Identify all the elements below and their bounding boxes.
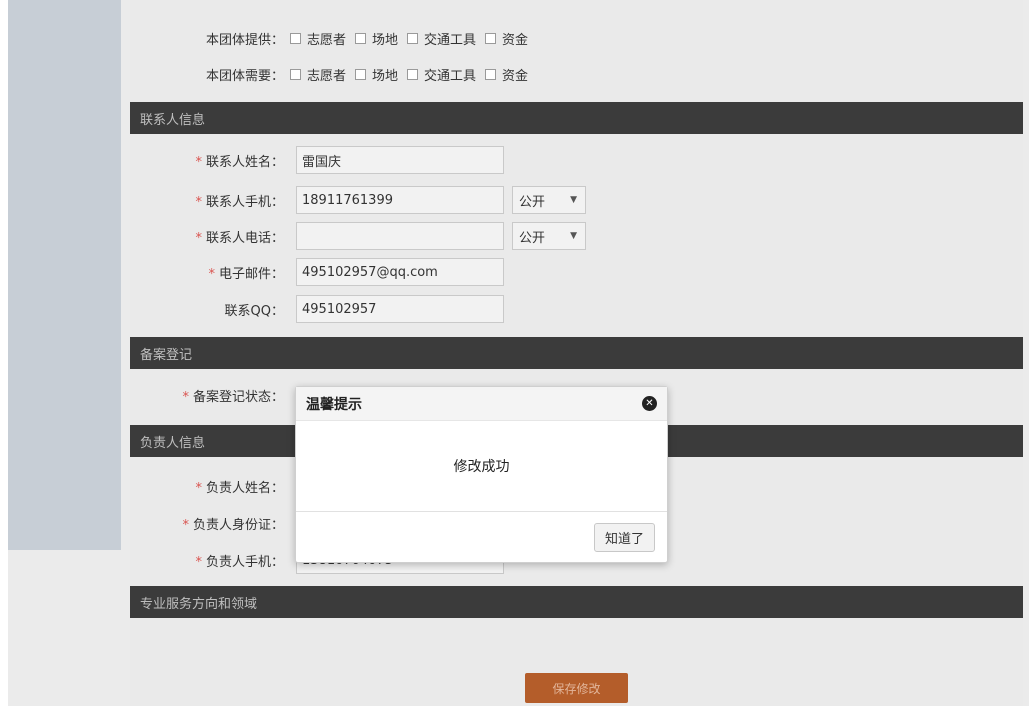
email-row: * 电子邮件：: [130, 260, 290, 284]
required-mark: *: [195, 194, 202, 210]
email-field[interactable]: 495102957@qq.com: [296, 258, 504, 286]
principal-id-label: 负责人身份证：: [192, 517, 284, 533]
left-sidebar: [8, 0, 121, 550]
save-button[interactable]: 保存修改: [525, 673, 628, 703]
contact-mobile-visibility-select[interactable]: 公开 ▼: [512, 186, 586, 214]
contact-mobile-row: * 联系人手机：: [130, 188, 290, 212]
required-mark: *: [195, 554, 202, 570]
section-record: 备案登记: [130, 337, 1023, 369]
record-status-row: * 备案登记状态：: [130, 383, 290, 407]
provide-option-volunteer[interactable]: 志愿者: [290, 29, 346, 48]
provide-option-funds[interactable]: 资金: [485, 29, 528, 48]
principal-mobile-row: * 负责人手机：: [130, 548, 290, 572]
qq-field[interactable]: 495102957: [296, 295, 504, 323]
ok-button[interactable]: 知道了: [593, 523, 655, 552]
notice-dialog: 温馨提示 ✕ 修改成功 知道了: [295, 386, 668, 563]
principal-name-label: 负责人姓名：: [205, 480, 284, 496]
checkbox[interactable]: [485, 32, 497, 44]
required-mark: *: [195, 480, 202, 496]
chevron-down-icon: ▼: [570, 195, 577, 205]
contact-name-row: * 联系人姓名：: [130, 148, 290, 172]
chevron-down-icon: ▼: [570, 231, 577, 241]
page: 本团体提供： 志愿者 场地 交通工具 资金 本团体需要： 志愿者 场地 交通工具…: [0, 0, 1029, 706]
contact-mobile-label: 联系人手机：: [205, 194, 284, 210]
record-status-label: 备案登记状态：: [192, 389, 284, 405]
email-label: 电子邮件：: [218, 266, 284, 282]
required-mark: *: [182, 517, 189, 533]
need-option-funds[interactable]: 资金: [485, 65, 528, 84]
provide-option-venue[interactable]: 场地: [355, 29, 398, 48]
provide-label: 本团体提供：: [205, 32, 284, 48]
principal-name-row: * 负责人姓名：: [130, 474, 290, 498]
need-label: 本团体需要：: [205, 68, 284, 84]
required-mark: *: [195, 230, 202, 246]
checkbox[interactable]: [355, 32, 367, 44]
contact-phone-row: * 联系人电话：: [130, 224, 290, 248]
need-option-transport[interactable]: 交通工具: [407, 65, 476, 84]
principal-id-row: * 负责人身份证：: [130, 511, 290, 535]
provide-row: 本团体提供： 志愿者 场地 交通工具 资金: [130, 26, 537, 50]
contact-mobile-field[interactable]: 18911761399: [296, 186, 504, 214]
required-mark: *: [182, 389, 189, 405]
close-icon[interactable]: ✕: [642, 396, 657, 411]
need-row: 本团体需要： 志愿者 场地 交通工具 资金: [130, 62, 537, 86]
dialog-footer: 知道了: [296, 512, 667, 562]
qq-label: 联系QQ：: [224, 303, 284, 319]
checkbox[interactable]: [290, 68, 301, 80]
checkbox[interactable]: [355, 68, 367, 80]
checkbox[interactable]: [407, 68, 419, 80]
contact-name-label: 联系人姓名：: [205, 154, 284, 170]
checkbox[interactable]: [290, 32, 301, 44]
section-service: 专业服务方向和领域: [130, 586, 1023, 618]
qq-row: 联系QQ：: [130, 297, 290, 321]
provide-option-transport[interactable]: 交通工具: [407, 29, 476, 48]
need-option-volunteer[interactable]: 志愿者: [290, 65, 346, 84]
required-mark: *: [208, 266, 215, 282]
contact-name-field[interactable]: 雷国庆: [296, 146, 504, 174]
need-option-venue[interactable]: 场地: [355, 65, 398, 84]
checkbox[interactable]: [407, 32, 419, 44]
contact-phone-label: 联系人电话：: [205, 230, 284, 246]
principal-mobile-label: 负责人手机：: [205, 554, 284, 570]
checkbox[interactable]: [485, 68, 497, 80]
dialog-title: 温馨提示: [296, 387, 667, 421]
contact-phone-visibility-select[interactable]: 公开 ▼: [512, 222, 586, 250]
section-contact: 联系人信息: [130, 102, 1023, 134]
dialog-message: 修改成功: [296, 421, 667, 512]
contact-phone-field[interactable]: [296, 222, 504, 250]
required-mark: *: [195, 154, 202, 170]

###

What is expected:
Return every line of the records above unchanged and in the same order, leaving out the pictures.

Completed task:
Identify all the elements below and their bounding boxes.
email-row: * 电子邮件：: [130, 260, 290, 284]
required-mark: *: [195, 194, 202, 210]
email-field[interactable]: 495102957@qq.com: [296, 258, 504, 286]
principal-id-label: 负责人身份证：: [192, 517, 284, 533]
left-sidebar: [8, 0, 121, 550]
save-button[interactable]: 保存修改: [525, 673, 628, 703]
contact-mobile-visibility-select[interactable]: 公开 ▼: [512, 186, 586, 214]
contact-mobile-row: * 联系人手机：: [130, 188, 290, 212]
required-mark: *: [195, 554, 202, 570]
section-record: 备案登记: [130, 337, 1023, 369]
record-status-row: * 备案登记状态：: [130, 383, 290, 407]
provide-option-volunteer[interactable]: 志愿者: [290, 29, 346, 48]
provide-option-funds[interactable]: 资金: [485, 29, 528, 48]
principal-mobile-row: * 负责人手机：: [130, 548, 290, 572]
qq-field[interactable]: 495102957: [296, 295, 504, 323]
ok-button[interactable]: 知道了: [593, 523, 655, 552]
notice-dialog: 温馨提示 ✕ 修改成功 知道了: [295, 386, 668, 563]
principal-name-label: 负责人姓名：: [205, 480, 284, 496]
checkbox[interactable]: [485, 32, 497, 44]
required-mark: *: [195, 480, 202, 496]
chevron-down-icon: ▼: [570, 195, 577, 205]
contact-name-row: * 联系人姓名：: [130, 148, 290, 172]
chevron-down-icon: ▼: [570, 231, 577, 241]
page: 本团体提供： 志愿者 场地 交通工具 资金 本团体需要： 志愿者 场地 交通工具…: [0, 0, 1029, 706]
contact-mobile-label: 联系人手机：: [205, 194, 284, 210]
record-status-label: 备案登记状态：: [192, 389, 284, 405]
email-label: 电子邮件：: [218, 266, 284, 282]
required-mark: *: [182, 517, 189, 533]
need-option-funds[interactable]: 资金: [485, 65, 528, 84]
provide-option-venue[interactable]: 场地: [355, 29, 398, 48]
provide-label: 本团体提供：: [205, 32, 284, 48]
principal-name-row: * 负责人姓名：: [130, 474, 290, 498]
need-label: 本团体需要：: [205, 68, 284, 84]
required-mark: *: [195, 230, 202, 246]
checkbox[interactable]: [355, 32, 367, 44]
contact-phone-row: * 联系人电话：: [130, 224, 290, 248]
need-option-transport[interactable]: 交通工具: [407, 65, 476, 84]
principal-id-row: * 负责人身份证：: [130, 511, 290, 535]
provide-row: 本团体提供： 志愿者 场地 交通工具 资金: [130, 26, 537, 50]
contact-mobile-field[interactable]: 18911761399: [296, 186, 504, 214]
required-mark: *: [182, 389, 189, 405]
close-icon[interactable]: ✕: [642, 396, 657, 411]
need-row: 本团体需要： 志愿者 场地 交通工具 资金: [130, 62, 537, 86]
dialog-footer: 知道了: [296, 512, 667, 562]
qq-label: 联系QQ：: [224, 303, 284, 319]
checkbox[interactable]: [290, 68, 301, 80]
checkbox[interactable]: [355, 68, 367, 80]
checkbox[interactable]: [407, 68, 419, 80]
contact-name-label: 联系人姓名：: [205, 154, 284, 170]
checkbox[interactable]: [290, 32, 301, 44]
section-service: 专业服务方向和领域: [130, 586, 1023, 618]
qq-row: 联系QQ：: [130, 297, 290, 321]
provide-option-transport[interactable]: 交通工具: [407, 29, 476, 48]
need-option-volunteer[interactable]: 志愿者: [290, 65, 346, 84]
required-mark: *: [208, 266, 215, 282]
contact-name-field[interactable]: 雷国庆: [296, 146, 504, 174]
need-option-venue[interactable]: 场地: [355, 65, 398, 84]
checkbox[interactable]: [407, 32, 419, 44]
contact-phone-label: 联系人电话：: [205, 230, 284, 246]
principal-mobile-label: 负责人手机：: [205, 554, 284, 570]
checkbox[interactable]: [485, 68, 497, 80]
dialog-title: 温馨提示: [296, 387, 667, 421]
contact-phone-visibility-select[interactable]: 公开 ▼: [512, 222, 586, 250]
section-contact: 联系人信息: [130, 102, 1023, 134]
dialog-message: 修改成功: [296, 421, 667, 512]
contact-phone-field[interactable]: [296, 222, 504, 250]
required-mark: *: [195, 154, 202, 170]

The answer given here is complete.